▸ **THE EXERCISE**: Copy each line of the data below exactly, leaving out pictures.

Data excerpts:
________________________

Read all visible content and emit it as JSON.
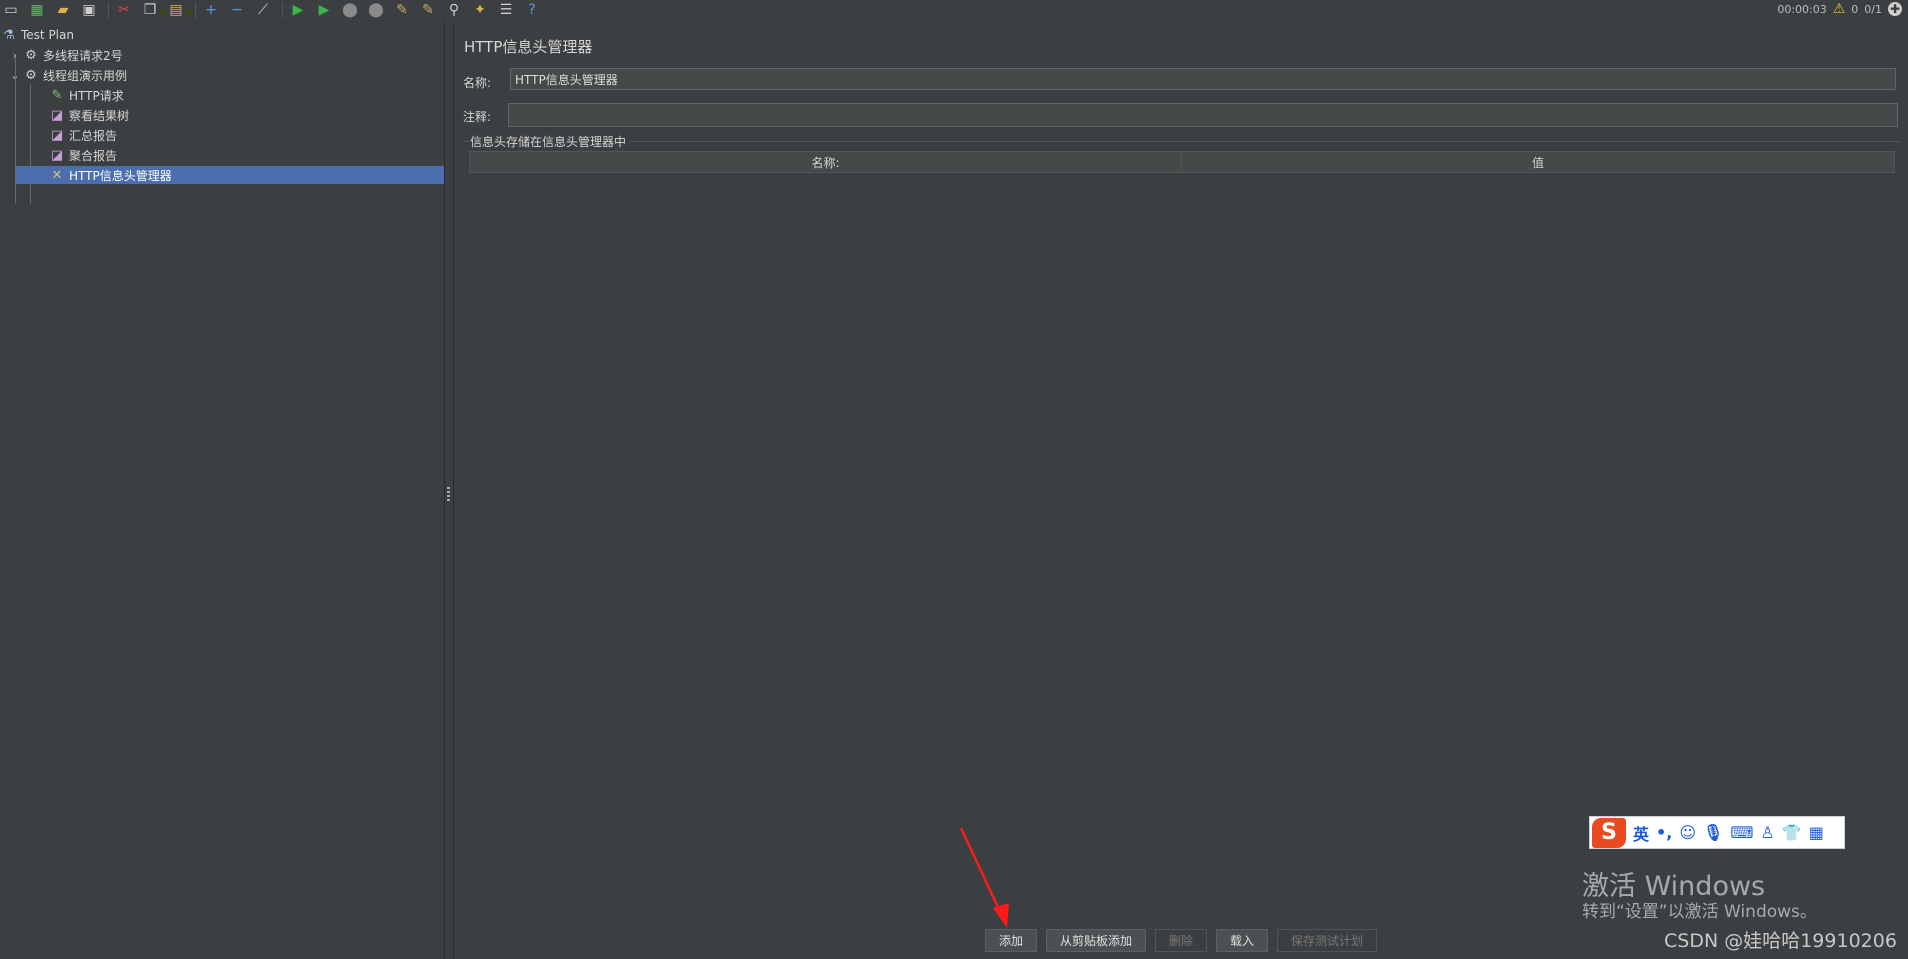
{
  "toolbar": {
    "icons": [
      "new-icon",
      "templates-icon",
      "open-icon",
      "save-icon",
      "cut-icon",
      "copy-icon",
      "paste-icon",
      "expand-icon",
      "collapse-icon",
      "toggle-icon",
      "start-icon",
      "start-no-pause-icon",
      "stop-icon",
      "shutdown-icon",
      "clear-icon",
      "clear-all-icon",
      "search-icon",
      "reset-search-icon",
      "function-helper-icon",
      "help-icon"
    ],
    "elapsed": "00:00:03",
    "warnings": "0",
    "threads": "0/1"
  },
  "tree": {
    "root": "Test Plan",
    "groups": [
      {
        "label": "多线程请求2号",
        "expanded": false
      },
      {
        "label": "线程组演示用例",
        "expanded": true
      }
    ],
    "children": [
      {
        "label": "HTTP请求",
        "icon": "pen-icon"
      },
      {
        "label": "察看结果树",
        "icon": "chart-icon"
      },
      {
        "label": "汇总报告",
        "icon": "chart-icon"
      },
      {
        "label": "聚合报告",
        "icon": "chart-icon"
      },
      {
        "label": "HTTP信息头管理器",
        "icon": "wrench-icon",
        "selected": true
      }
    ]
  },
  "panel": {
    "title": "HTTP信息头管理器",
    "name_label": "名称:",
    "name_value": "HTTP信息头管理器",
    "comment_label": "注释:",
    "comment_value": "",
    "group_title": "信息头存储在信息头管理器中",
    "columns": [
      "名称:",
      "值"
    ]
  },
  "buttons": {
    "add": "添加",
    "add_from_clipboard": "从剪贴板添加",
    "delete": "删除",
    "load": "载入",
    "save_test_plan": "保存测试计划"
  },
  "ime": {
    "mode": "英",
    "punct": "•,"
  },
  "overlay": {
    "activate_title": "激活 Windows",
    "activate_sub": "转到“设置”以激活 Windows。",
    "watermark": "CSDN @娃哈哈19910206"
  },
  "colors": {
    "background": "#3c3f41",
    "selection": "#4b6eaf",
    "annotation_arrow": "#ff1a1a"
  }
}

________________________

▸ **TASK OUTPUT**:
Read all visible content and emit it as JSON.
{
  "toolbar": {
    "icons": [
      "new-icon",
      "templates-icon",
      "open-icon",
      "save-icon",
      "cut-icon",
      "copy-icon",
      "paste-icon",
      "expand-icon",
      "collapse-icon",
      "toggle-icon",
      "start-icon",
      "start-no-pause-icon",
      "stop-icon",
      "shutdown-icon",
      "clear-icon",
      "clear-all-icon",
      "search-icon",
      "reset-search-icon",
      "function-helper-icon",
      "help-icon"
    ],
    "elapsed": "00:00:03",
    "warnings": "0",
    "threads": "0/1"
  },
  "tree": {
    "root": "Test Plan",
    "groups": [
      {
        "label": "多线程请求2号",
        "expanded": false
      },
      {
        "label": "线程组演示用例",
        "expanded": true
      }
    ],
    "children": [
      {
        "label": "HTTP请求",
        "icon": "pen-icon"
      },
      {
        "label": "察看结果树",
        "icon": "chart-icon"
      },
      {
        "label": "汇总报告",
        "icon": "chart-icon"
      },
      {
        "label": "聚合报告",
        "icon": "chart-icon"
      },
      {
        "label": "HTTP信息头管理器",
        "icon": "wrench-icon",
        "selected": true
      }
    ]
  },
  "panel": {
    "title": "HTTP信息头管理器",
    "name_label": "名称:",
    "name_value": "HTTP信息头管理器",
    "comment_label": "注释:",
    "comment_value": "",
    "group_title": "信息头存储在信息头管理器中",
    "columns": [
      "名称:",
      "值"
    ]
  },
  "buttons": {
    "add": "添加",
    "add_from_clipboard": "从剪贴板添加",
    "delete": "删除",
    "load": "载入",
    "save_test_plan": "保存测试计划"
  },
  "ime": {
    "mode": "英",
    "punct": "•,"
  },
  "overlay": {
    "activate_title": "激活 Windows",
    "activate_sub": "转到“设置”以激活 Windows。",
    "watermark": "CSDN @娃哈哈19910206"
  },
  "colors": {
    "background": "#3c3f41",
    "selection": "#4b6eaf",
    "annotation_arrow": "#ff1a1a"
  }
}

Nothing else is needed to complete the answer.